_Prompt_
Copy every line of the data that contains the string "this".

┌─ Extracted information

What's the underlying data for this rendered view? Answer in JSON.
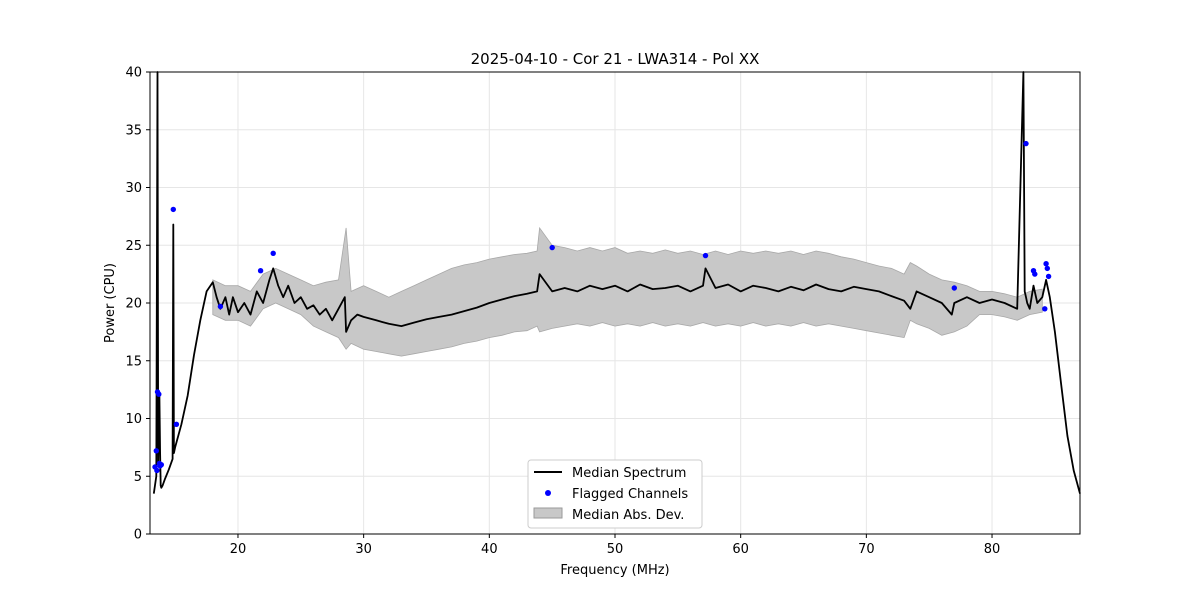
{
  "chart_data": {
    "type": "line",
    "title": "2025-04-10 - Cor 21 - LWA314 - Pol XX",
    "xlabel": "Frequency (MHz)",
    "ylabel": "Power (CPU)",
    "xlim": [
      13.0,
      87.0
    ],
    "ylim": [
      0,
      40
    ],
    "xticks": [
      20,
      30,
      40,
      50,
      60,
      70,
      80
    ],
    "yticks": [
      0,
      5,
      10,
      15,
      20,
      25,
      30,
      35,
      40
    ],
    "grid": true,
    "legend_position": "lower-center",
    "series": [
      {
        "name": "Median Spectrum",
        "type": "line",
        "color": "#000000",
        "x": [
          13.3,
          13.5,
          13.6,
          13.65,
          13.7,
          13.75,
          13.8,
          13.85,
          13.9,
          14.0,
          14.2,
          14.5,
          14.8,
          14.85,
          14.9,
          15.0,
          15.5,
          16.0,
          16.5,
          17.0,
          17.5,
          18.0,
          18.3,
          18.6,
          19.0,
          19.3,
          19.6,
          20.0,
          20.5,
          21.0,
          21.5,
          22.0,
          22.5,
          22.8,
          23.2,
          23.6,
          24.0,
          24.5,
          25.0,
          25.5,
          26.0,
          26.5,
          27.0,
          27.5,
          28.0,
          28.5,
          28.6,
          29.0,
          29.5,
          30.0,
          31.0,
          32.0,
          33.0,
          34.0,
          35.0,
          36.0,
          37.0,
          38.0,
          39.0,
          40.0,
          41.0,
          42.0,
          43.0,
          43.8,
          44.0,
          45.0,
          46.0,
          47.0,
          48.0,
          49.0,
          50.0,
          51.0,
          52.0,
          53.0,
          54.0,
          55.0,
          56.0,
          57.0,
          57.2,
          58.0,
          59.0,
          60.0,
          61.0,
          62.0,
          63.0,
          64.0,
          65.0,
          66.0,
          67.0,
          68.0,
          69.0,
          70.0,
          71.0,
          72.0,
          73.0,
          73.5,
          74.0,
          75.0,
          76.0,
          76.8,
          77.0,
          78.0,
          79.0,
          80.0,
          81.0,
          82.0,
          82.5,
          82.6,
          82.7,
          82.8,
          83.0,
          83.3,
          83.6,
          84.0,
          84.3,
          84.6,
          85.0,
          85.5,
          86.0,
          86.5,
          87.0
        ],
        "y": [
          3.5,
          5.0,
          40.0,
          6.0,
          11.5,
          12.0,
          7.0,
          4.2,
          4.0,
          4.2,
          4.8,
          5.6,
          6.5,
          26.8,
          7.0,
          7.5,
          9.5,
          12.0,
          15.5,
          18.5,
          21.0,
          21.8,
          20.5,
          19.5,
          20.5,
          19.0,
          20.5,
          19.2,
          20.0,
          19.0,
          21.0,
          20.0,
          22.0,
          23.0,
          21.5,
          20.5,
          21.5,
          20.0,
          20.5,
          19.5,
          19.8,
          19.0,
          19.5,
          18.5,
          19.5,
          20.5,
          17.5,
          18.5,
          19.0,
          18.8,
          18.5,
          18.2,
          18.0,
          18.3,
          18.6,
          18.8,
          19.0,
          19.3,
          19.6,
          20.0,
          20.3,
          20.6,
          20.8,
          21.0,
          22.5,
          21.0,
          21.3,
          21.0,
          21.5,
          21.2,
          21.5,
          21.0,
          21.6,
          21.2,
          21.3,
          21.5,
          21.0,
          21.5,
          23.0,
          21.3,
          21.6,
          21.0,
          21.5,
          21.3,
          21.0,
          21.4,
          21.1,
          21.6,
          21.2,
          21.0,
          21.4,
          21.2,
          21.0,
          20.6,
          20.2,
          19.5,
          21.0,
          20.5,
          20.0,
          19.0,
          20.0,
          20.5,
          20.0,
          20.3,
          20.0,
          19.5,
          40.0,
          21.0,
          20.5,
          20.0,
          19.5,
          21.5,
          20.0,
          20.5,
          22.0,
          20.5,
          17.5,
          13.0,
          8.5,
          5.5,
          3.5
        ]
      },
      {
        "name": "Flagged Channels",
        "type": "scatter",
        "color": "#0000ff",
        "x": [
          13.4,
          13.5,
          13.6,
          13.7,
          13.8,
          13.9,
          13.55,
          13.75,
          14.85,
          15.1,
          18.6,
          21.8,
          22.8,
          45.0,
          57.2,
          77.0,
          82.7,
          83.3,
          83.4,
          84.2,
          84.3,
          84.4,
          84.5
        ],
        "y": [
          5.8,
          7.2,
          12.3,
          12.1,
          5.9,
          6.0,
          5.5,
          6.1,
          28.1,
          9.5,
          19.7,
          22.8,
          24.3,
          24.8,
          24.1,
          21.3,
          33.8,
          22.8,
          22.5,
          19.5,
          23.4,
          23.0,
          22.3
        ]
      },
      {
        "name": "Median Abs. Dev.",
        "type": "band",
        "color": "#c8c8c8",
        "x": [
          18.0,
          19.0,
          20.0,
          21.0,
          22.0,
          23.0,
          24.0,
          25.0,
          26.0,
          27.0,
          28.0,
          28.6,
          29.0,
          30.0,
          31.0,
          32.0,
          33.0,
          34.0,
          35.0,
          36.0,
          37.0,
          38.0,
          39.0,
          40.0,
          41.0,
          42.0,
          43.0,
          43.8,
          44.0,
          45.0,
          46.0,
          47.0,
          48.0,
          49.0,
          50.0,
          51.0,
          52.0,
          53.0,
          54.0,
          55.0,
          56.0,
          57.0,
          58.0,
          59.0,
          60.0,
          61.0,
          62.0,
          63.0,
          64.0,
          65.0,
          66.0,
          67.0,
          68.0,
          69.0,
          70.0,
          71.0,
          72.0,
          73.0,
          73.5,
          74.0,
          75.0,
          76.0,
          77.0,
          78.0,
          79.0,
          80.0,
          81.0,
          82.0,
          83.0,
          84.0
        ],
        "lower": [
          19.0,
          18.5,
          18.5,
          18.0,
          19.5,
          20.0,
          19.5,
          19.0,
          18.0,
          17.5,
          17.0,
          16.0,
          16.5,
          16.0,
          15.8,
          15.6,
          15.4,
          15.6,
          15.8,
          16.0,
          16.2,
          16.5,
          16.7,
          17.0,
          17.2,
          17.5,
          17.6,
          18.0,
          17.5,
          17.8,
          18.0,
          18.2,
          18.0,
          18.3,
          18.0,
          18.2,
          18.0,
          18.3,
          18.0,
          18.2,
          18.0,
          18.3,
          18.0,
          18.2,
          18.0,
          18.3,
          18.0,
          18.2,
          18.0,
          18.3,
          18.0,
          18.2,
          18.0,
          17.8,
          17.6,
          17.4,
          17.2,
          17.0,
          18.5,
          18.2,
          17.8,
          17.2,
          17.5,
          18.0,
          19.0,
          19.0,
          18.8,
          18.5,
          19.0,
          19.2
        ],
        "upper": [
          22.0,
          21.5,
          21.5,
          21.0,
          22.5,
          23.0,
          22.5,
          22.0,
          21.5,
          21.8,
          22.0,
          26.5,
          21.0,
          21.5,
          21.0,
          20.5,
          21.0,
          21.5,
          22.0,
          22.5,
          23.0,
          23.3,
          23.5,
          23.8,
          24.0,
          24.2,
          24.3,
          24.5,
          26.5,
          25.0,
          24.8,
          24.5,
          24.8,
          24.5,
          24.8,
          24.3,
          24.5,
          24.3,
          24.6,
          24.3,
          24.5,
          24.2,
          24.5,
          24.2,
          24.5,
          24.3,
          24.5,
          24.3,
          24.5,
          24.2,
          24.5,
          24.3,
          24.0,
          23.8,
          23.5,
          23.2,
          23.0,
          22.5,
          23.5,
          23.2,
          22.5,
          22.0,
          21.8,
          21.5,
          21.0,
          21.0,
          20.8,
          20.5,
          21.0,
          21.2
        ]
      }
    ]
  }
}
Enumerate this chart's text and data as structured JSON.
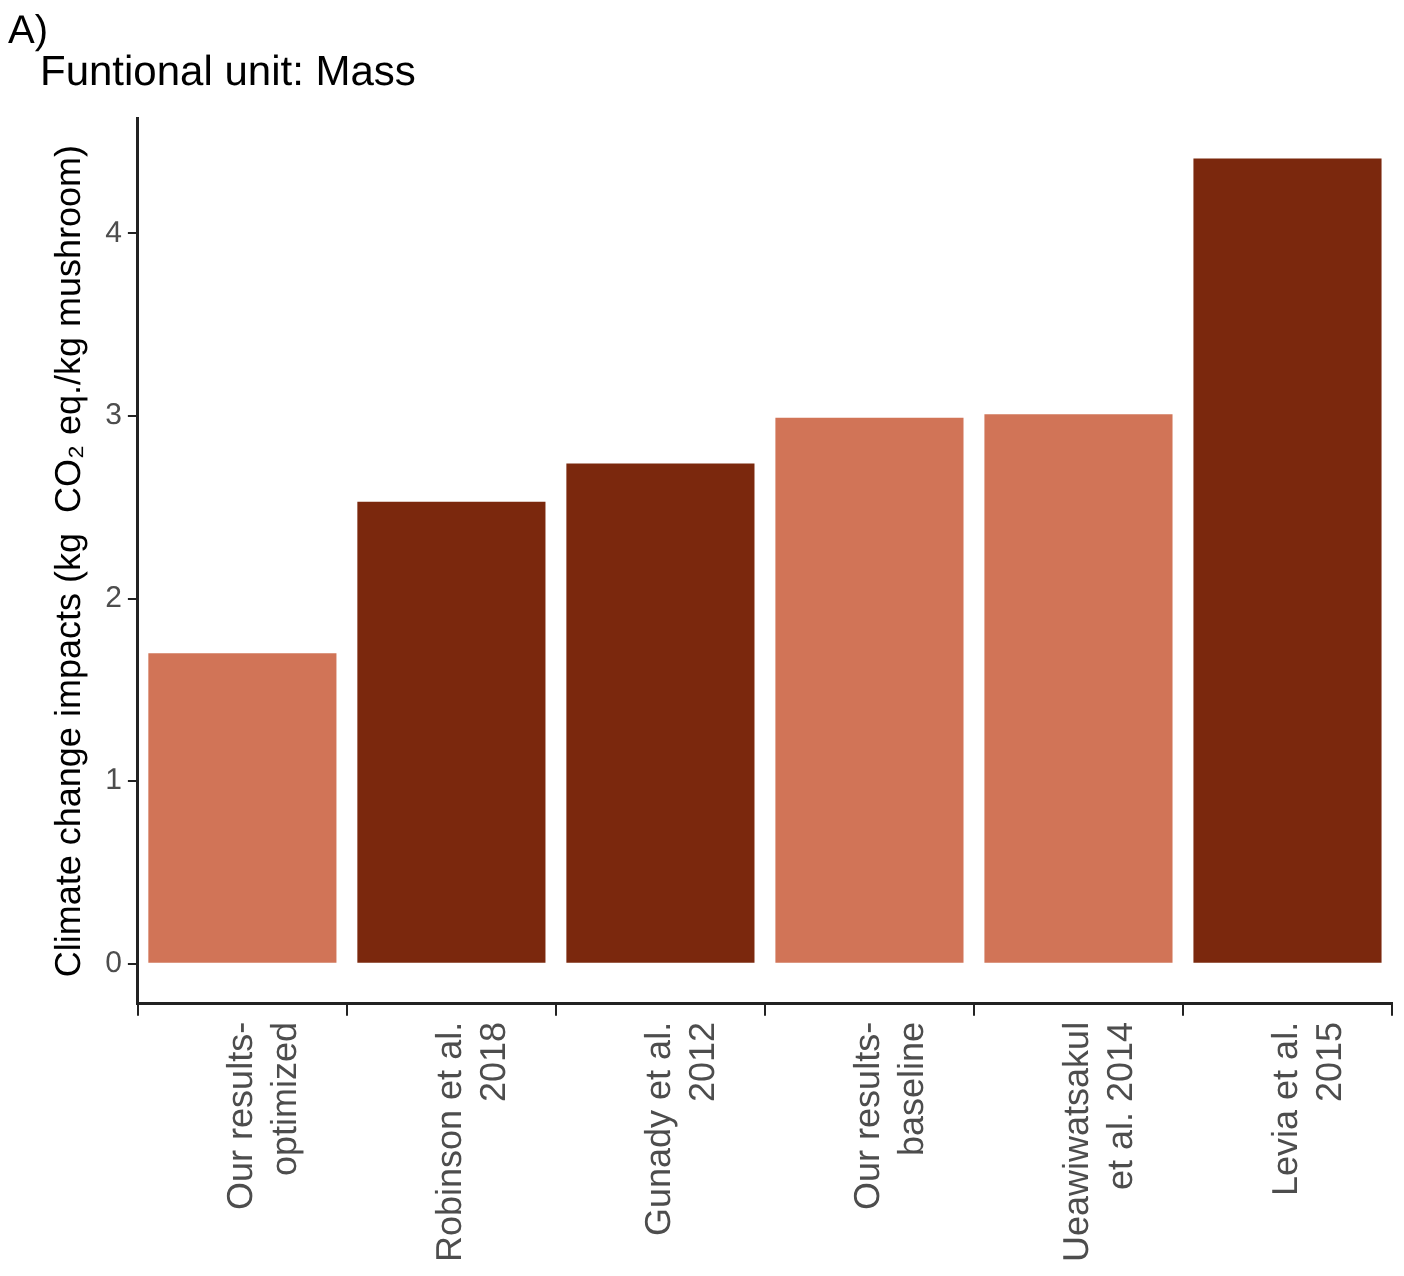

└─

_Problem solution_
What's the underlying data for this rendered view? Answer in JSON.
Enumerate this chart's text and data as structured JSON.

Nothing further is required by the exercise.